• Task details
Transcribe all of the material exactly. Any picture in it should be left out.

===============

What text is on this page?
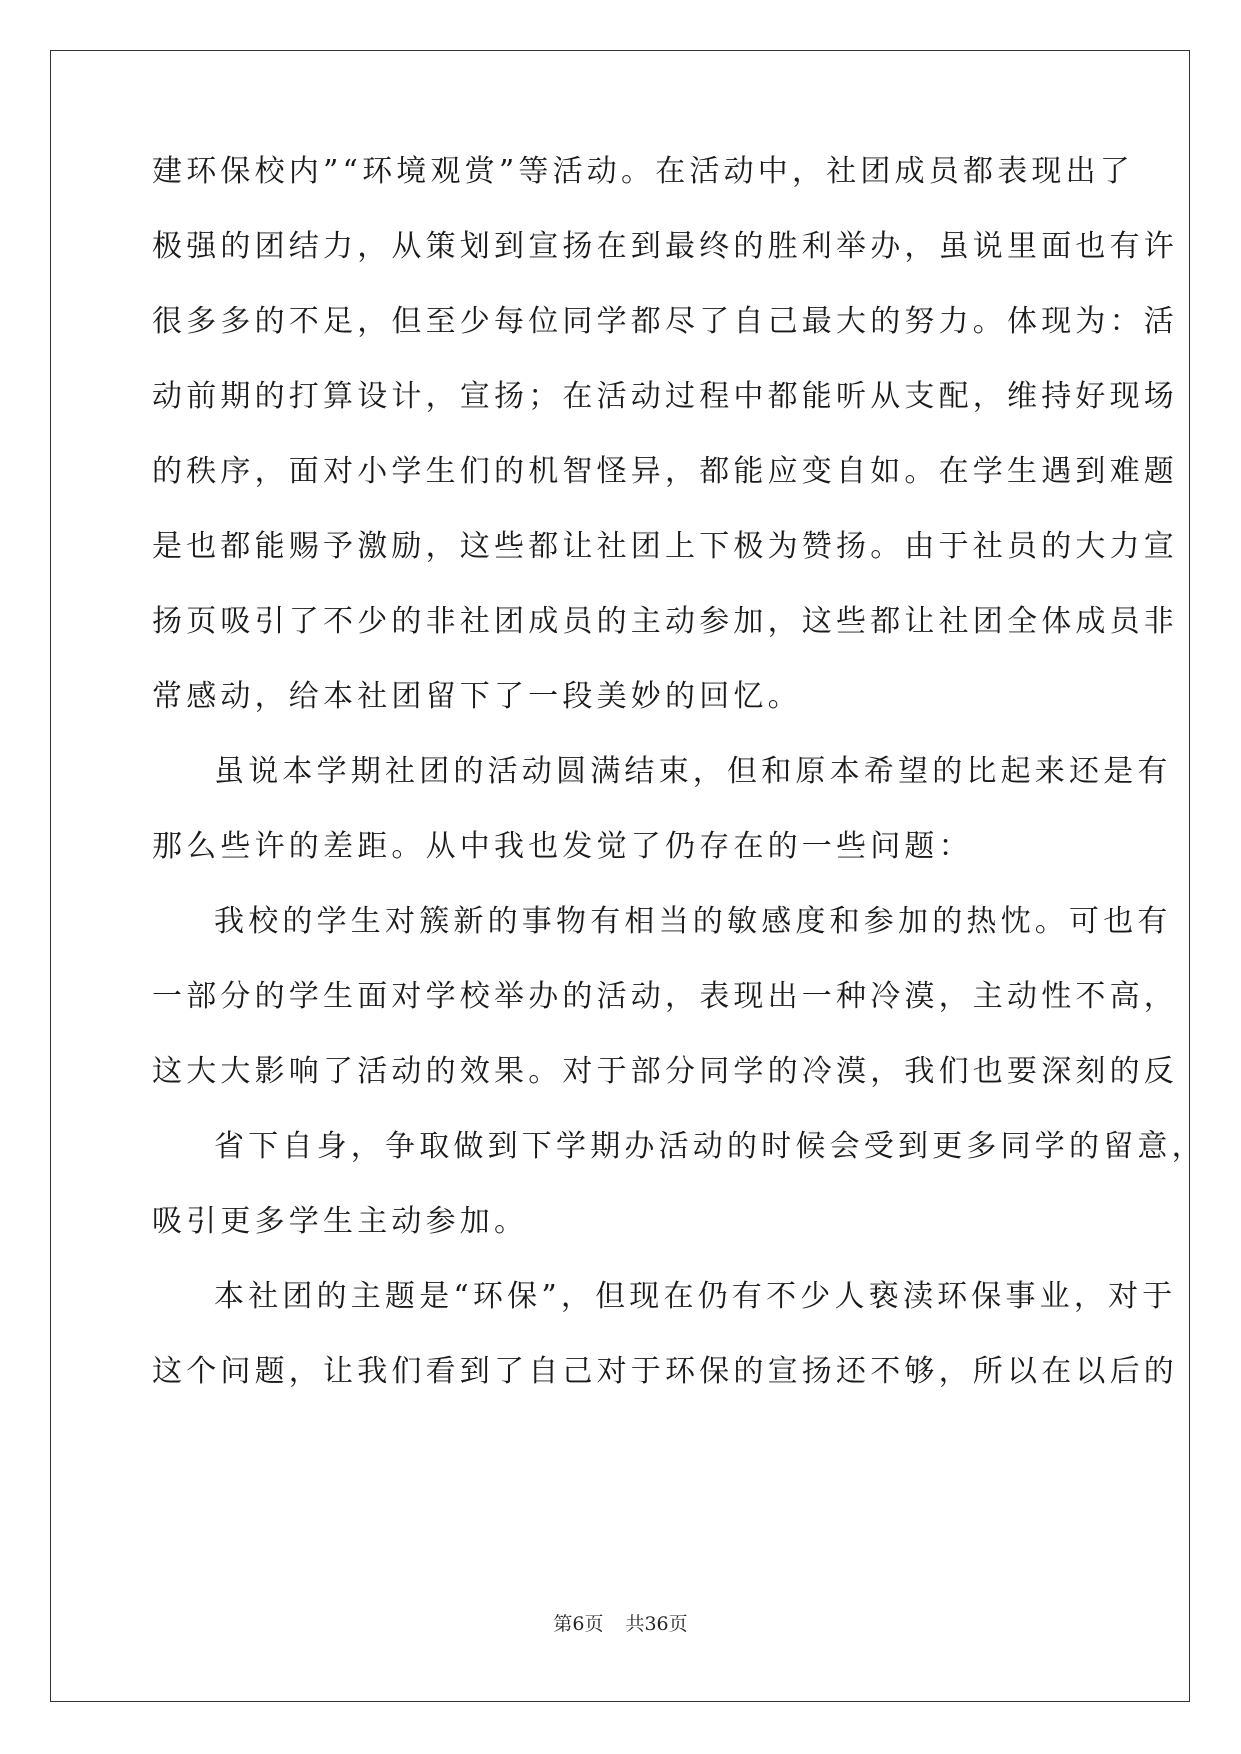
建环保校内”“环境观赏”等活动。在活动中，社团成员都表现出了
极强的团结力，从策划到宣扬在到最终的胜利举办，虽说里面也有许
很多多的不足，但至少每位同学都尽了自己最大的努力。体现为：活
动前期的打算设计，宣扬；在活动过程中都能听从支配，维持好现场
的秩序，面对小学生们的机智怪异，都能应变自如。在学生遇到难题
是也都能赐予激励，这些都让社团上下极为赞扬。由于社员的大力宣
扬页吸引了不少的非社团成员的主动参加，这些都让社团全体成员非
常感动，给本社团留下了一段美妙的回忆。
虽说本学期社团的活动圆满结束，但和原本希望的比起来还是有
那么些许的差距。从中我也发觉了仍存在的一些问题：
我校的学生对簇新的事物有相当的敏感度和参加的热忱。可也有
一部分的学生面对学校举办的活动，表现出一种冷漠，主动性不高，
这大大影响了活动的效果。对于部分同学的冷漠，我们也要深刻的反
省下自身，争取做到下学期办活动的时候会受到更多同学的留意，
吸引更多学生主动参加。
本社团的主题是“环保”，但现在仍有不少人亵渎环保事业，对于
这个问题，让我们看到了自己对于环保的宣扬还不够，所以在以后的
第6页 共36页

===============

• Answer to this problem
What text is on this page?
建环保校内”“环境观赏”等活动。在活动中，社团成员都表现出了
极强的团结力，从策划到宣扬在到最终的胜利举办，虽说里面也有许
很多多的不足，但至少每位同学都尽了自己最大的努力。体现为：活
动前期的打算设计，宣扬；在活动过程中都能听从支配，维持好现场
的秩序，面对小学生们的机智怪异，都能应变自如。在学生遇到难题
是也都能赐予激励，这些都让社团上下极为赞扬。由于社员的大力宣
扬页吸引了不少的非社团成员的主动参加，这些都让社团全体成员非
常感动，给本社团留下了一段美妙的回忆。
虽说本学期社团的活动圆满结束，但和原本希望的比起来还是有
那么些许的差距。从中我也发觉了仍存在的一些问题：
我校的学生对簇新的事物有相当的敏感度和参加的热忱。可也有
一部分的学生面对学校举办的活动，表现出一种冷漠，主动性不高，
这大大影响了活动的效果。对于部分同学的冷漠，我们也要深刻的反
省下自身，争取做到下学期办活动的时候会受到更多同学的留意，
吸引更多学生主动参加。
本社团的主题是“环保”，但现在仍有不少人亵渎环保事业，对于
这个问题，让我们看到了自己对于环保的宣扬还不够，所以在以后的
第6页 共36页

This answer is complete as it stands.